[begin Material shown]

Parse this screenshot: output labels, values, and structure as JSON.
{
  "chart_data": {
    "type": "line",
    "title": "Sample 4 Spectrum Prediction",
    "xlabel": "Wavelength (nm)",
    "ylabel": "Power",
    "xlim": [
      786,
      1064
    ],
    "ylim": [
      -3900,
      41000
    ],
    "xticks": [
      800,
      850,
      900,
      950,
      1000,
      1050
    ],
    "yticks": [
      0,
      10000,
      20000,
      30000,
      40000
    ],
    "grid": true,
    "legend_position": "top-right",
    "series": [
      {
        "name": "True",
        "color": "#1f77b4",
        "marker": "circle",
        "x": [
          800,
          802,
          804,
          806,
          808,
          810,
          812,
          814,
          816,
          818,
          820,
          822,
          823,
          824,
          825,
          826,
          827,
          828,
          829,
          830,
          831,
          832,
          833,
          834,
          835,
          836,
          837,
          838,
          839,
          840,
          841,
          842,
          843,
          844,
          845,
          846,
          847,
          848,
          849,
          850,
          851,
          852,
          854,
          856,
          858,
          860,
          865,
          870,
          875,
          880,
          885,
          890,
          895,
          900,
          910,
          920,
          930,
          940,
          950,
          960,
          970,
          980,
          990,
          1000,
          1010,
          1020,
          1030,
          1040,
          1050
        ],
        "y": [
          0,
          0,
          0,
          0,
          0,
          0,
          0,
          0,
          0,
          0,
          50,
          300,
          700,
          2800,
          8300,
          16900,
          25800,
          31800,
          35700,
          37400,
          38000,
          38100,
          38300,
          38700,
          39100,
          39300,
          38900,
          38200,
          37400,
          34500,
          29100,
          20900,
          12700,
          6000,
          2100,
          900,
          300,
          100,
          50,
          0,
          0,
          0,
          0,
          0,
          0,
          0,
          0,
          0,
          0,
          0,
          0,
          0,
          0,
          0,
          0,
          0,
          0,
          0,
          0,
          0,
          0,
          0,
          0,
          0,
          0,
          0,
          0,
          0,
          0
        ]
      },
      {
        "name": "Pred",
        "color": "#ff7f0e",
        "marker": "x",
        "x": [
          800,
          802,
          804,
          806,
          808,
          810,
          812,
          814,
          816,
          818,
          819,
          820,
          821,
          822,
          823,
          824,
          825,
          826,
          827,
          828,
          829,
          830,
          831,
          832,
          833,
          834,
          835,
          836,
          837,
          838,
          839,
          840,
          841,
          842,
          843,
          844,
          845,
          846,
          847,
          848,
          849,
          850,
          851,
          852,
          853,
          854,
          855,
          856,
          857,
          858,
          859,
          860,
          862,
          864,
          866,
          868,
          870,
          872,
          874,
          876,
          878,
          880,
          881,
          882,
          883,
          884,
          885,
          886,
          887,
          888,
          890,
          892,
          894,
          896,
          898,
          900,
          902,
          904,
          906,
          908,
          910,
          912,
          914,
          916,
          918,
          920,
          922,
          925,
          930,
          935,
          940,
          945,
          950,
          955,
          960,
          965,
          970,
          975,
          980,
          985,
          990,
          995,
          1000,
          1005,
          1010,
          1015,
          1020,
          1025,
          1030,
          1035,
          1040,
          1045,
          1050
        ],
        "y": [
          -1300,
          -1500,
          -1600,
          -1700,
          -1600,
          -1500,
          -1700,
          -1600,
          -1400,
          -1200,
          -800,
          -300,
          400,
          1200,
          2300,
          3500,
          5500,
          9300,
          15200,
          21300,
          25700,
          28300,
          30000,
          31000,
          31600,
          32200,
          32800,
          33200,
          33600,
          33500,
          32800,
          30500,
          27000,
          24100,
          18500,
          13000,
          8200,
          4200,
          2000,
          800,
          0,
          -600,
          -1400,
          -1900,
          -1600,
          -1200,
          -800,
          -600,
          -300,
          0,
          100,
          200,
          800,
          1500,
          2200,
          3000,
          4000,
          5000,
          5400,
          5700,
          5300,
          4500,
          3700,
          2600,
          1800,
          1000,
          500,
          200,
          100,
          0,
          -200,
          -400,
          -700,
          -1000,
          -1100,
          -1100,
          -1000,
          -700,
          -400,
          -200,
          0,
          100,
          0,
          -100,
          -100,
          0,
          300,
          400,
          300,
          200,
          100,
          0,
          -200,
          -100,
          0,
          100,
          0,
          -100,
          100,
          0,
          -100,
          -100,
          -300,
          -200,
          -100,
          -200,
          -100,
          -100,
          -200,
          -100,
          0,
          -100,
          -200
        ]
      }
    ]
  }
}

[end Material shown]

• [Task goal]
Exactly reproduce every line of the records.

• [Exercise output]
Parse this screenshot: output labels, values, and structure as JSON.
{
  "chart_data": {
    "type": "line",
    "title": "Sample 4 Spectrum Prediction",
    "xlabel": "Wavelength (nm)",
    "ylabel": "Power",
    "xlim": [
      786,
      1064
    ],
    "ylim": [
      -3900,
      41000
    ],
    "xticks": [
      800,
      850,
      900,
      950,
      1000,
      1050
    ],
    "yticks": [
      0,
      10000,
      20000,
      30000,
      40000
    ],
    "grid": true,
    "legend_position": "top-right",
    "series": [
      {
        "name": "True",
        "color": "#1f77b4",
        "marker": "circle",
        "x": [
          800,
          802,
          804,
          806,
          808,
          810,
          812,
          814,
          816,
          818,
          820,
          822,
          823,
          824,
          825,
          826,
          827,
          828,
          829,
          830,
          831,
          832,
          833,
          834,
          835,
          836,
          837,
          838,
          839,
          840,
          841,
          842,
          843,
          844,
          845,
          846,
          847,
          848,
          849,
          850,
          851,
          852,
          854,
          856,
          858,
          860,
          865,
          870,
          875,
          880,
          885,
          890,
          895,
          900,
          910,
          920,
          930,
          940,
          950,
          960,
          970,
          980,
          990,
          1000,
          1010,
          1020,
          1030,
          1040,
          1050
        ],
        "y": [
          0,
          0,
          0,
          0,
          0,
          0,
          0,
          0,
          0,
          0,
          50,
          300,
          700,
          2800,
          8300,
          16900,
          25800,
          31800,
          35700,
          37400,
          38000,
          38100,
          38300,
          38700,
          39100,
          39300,
          38900,
          38200,
          37400,
          34500,
          29100,
          20900,
          12700,
          6000,
          2100,
          900,
          300,
          100,
          50,
          0,
          0,
          0,
          0,
          0,
          0,
          0,
          0,
          0,
          0,
          0,
          0,
          0,
          0,
          0,
          0,
          0,
          0,
          0,
          0,
          0,
          0,
          0,
          0,
          0,
          0,
          0,
          0,
          0,
          0
        ]
      },
      {
        "name": "Pred",
        "color": "#ff7f0e",
        "marker": "x",
        "x": [
          800,
          802,
          804,
          806,
          808,
          810,
          812,
          814,
          816,
          818,
          819,
          820,
          821,
          822,
          823,
          824,
          825,
          826,
          827,
          828,
          829,
          830,
          831,
          832,
          833,
          834,
          835,
          836,
          837,
          838,
          839,
          840,
          841,
          842,
          843,
          844,
          845,
          846,
          847,
          848,
          849,
          850,
          851,
          852,
          853,
          854,
          855,
          856,
          857,
          858,
          859,
          860,
          862,
          864,
          866,
          868,
          870,
          872,
          874,
          876,
          878,
          880,
          881,
          882,
          883,
          884,
          885,
          886,
          887,
          888,
          890,
          892,
          894,
          896,
          898,
          900,
          902,
          904,
          906,
          908,
          910,
          912,
          914,
          916,
          918,
          920,
          922,
          925,
          930,
          935,
          940,
          945,
          950,
          955,
          960,
          965,
          970,
          975,
          980,
          985,
          990,
          995,
          1000,
          1005,
          1010,
          1015,
          1020,
          1025,
          1030,
          1035,
          1040,
          1045,
          1050
        ],
        "y": [
          -1300,
          -1500,
          -1600,
          -1700,
          -1600,
          -1500,
          -1700,
          -1600,
          -1400,
          -1200,
          -800,
          -300,
          400,
          1200,
          2300,
          3500,
          5500,
          9300,
          15200,
          21300,
          25700,
          28300,
          30000,
          31000,
          31600,
          32200,
          32800,
          33200,
          33600,
          33500,
          32800,
          30500,
          27000,
          24100,
          18500,
          13000,
          8200,
          4200,
          2000,
          800,
          0,
          -600,
          -1400,
          -1900,
          -1600,
          -1200,
          -800,
          -600,
          -300,
          0,
          100,
          200,
          800,
          1500,
          2200,
          3000,
          4000,
          5000,
          5400,
          5700,
          5300,
          4500,
          3700,
          2600,
          1800,
          1000,
          500,
          200,
          100,
          0,
          -200,
          -400,
          -700,
          -1000,
          -1100,
          -1100,
          -1000,
          -700,
          -400,
          -200,
          0,
          100,
          0,
          -100,
          -100,
          0,
          300,
          400,
          300,
          200,
          100,
          0,
          -200,
          -100,
          0,
          100,
          0,
          -100,
          100,
          0,
          -100,
          -100,
          -300,
          -200,
          -100,
          -200,
          -100,
          -100,
          -200,
          -100,
          0,
          -100,
          -200
        ]
      }
    ]
  }
}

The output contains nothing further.